__Entries__:
• • •

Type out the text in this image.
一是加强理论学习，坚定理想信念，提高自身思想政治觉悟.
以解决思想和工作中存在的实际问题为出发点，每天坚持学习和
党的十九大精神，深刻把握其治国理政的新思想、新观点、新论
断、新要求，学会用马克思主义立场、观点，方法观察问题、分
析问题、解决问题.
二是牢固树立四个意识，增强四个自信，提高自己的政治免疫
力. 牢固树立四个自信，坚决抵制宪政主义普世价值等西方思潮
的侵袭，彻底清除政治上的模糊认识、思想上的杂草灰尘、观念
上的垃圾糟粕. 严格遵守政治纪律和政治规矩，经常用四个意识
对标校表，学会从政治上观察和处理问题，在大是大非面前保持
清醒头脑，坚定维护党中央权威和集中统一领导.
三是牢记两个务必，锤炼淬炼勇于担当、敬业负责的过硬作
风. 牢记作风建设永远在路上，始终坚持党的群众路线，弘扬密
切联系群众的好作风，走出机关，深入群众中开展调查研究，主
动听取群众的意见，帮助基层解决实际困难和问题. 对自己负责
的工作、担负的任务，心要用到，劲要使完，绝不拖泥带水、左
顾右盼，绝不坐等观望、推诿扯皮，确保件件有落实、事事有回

• • •

__Aim__: Please repeat the material above, word for word and in full.

__Answer for the task__:
Type out the text in this image.
一是加强理论学习，坚定理想信念，提高自身思想政治觉悟.
以解决思想和工作中存在的实际问题为出发点，每天坚持学习和
党的十九大精神，深刻把握其治国理政的新思想、新观点、新论
断、新要求，学会用马克思主义立场、观点，方法观察问题、分
析问题、解决问题.
二是牢固树立四个意识，增强四个自信，提高自己的政治免疫
力. 牢固树立四个自信，坚决抵制宪政主义普世价值等西方思潮
的侵袭，彻底清除政治上的模糊认识、思想上的杂草灰尘、观念
上的垃圾糟粕. 严格遵守政治纪律和政治规矩，经常用四个意识
对标校表，学会从政治上观察和处理问题，在大是大非面前保持
清醒头脑，坚定维护党中央权威和集中统一领导.
三是牢记两个务必，锤炼淬炼勇于担当、敬业负责的过硬作
风. 牢记作风建设永远在路上，始终坚持党的群众路线，弘扬密
切联系群众的好作风，走出机关，深入群众中开展调查研究，主
动听取群众的意见，帮助基层解决实际困难和问题. 对自己负责
的工作、担负的任务，心要用到，劲要使完，绝不拖泥带水、左
顾右盼，绝不坐等观望、推诿扯皮，确保件件有落实、事事有回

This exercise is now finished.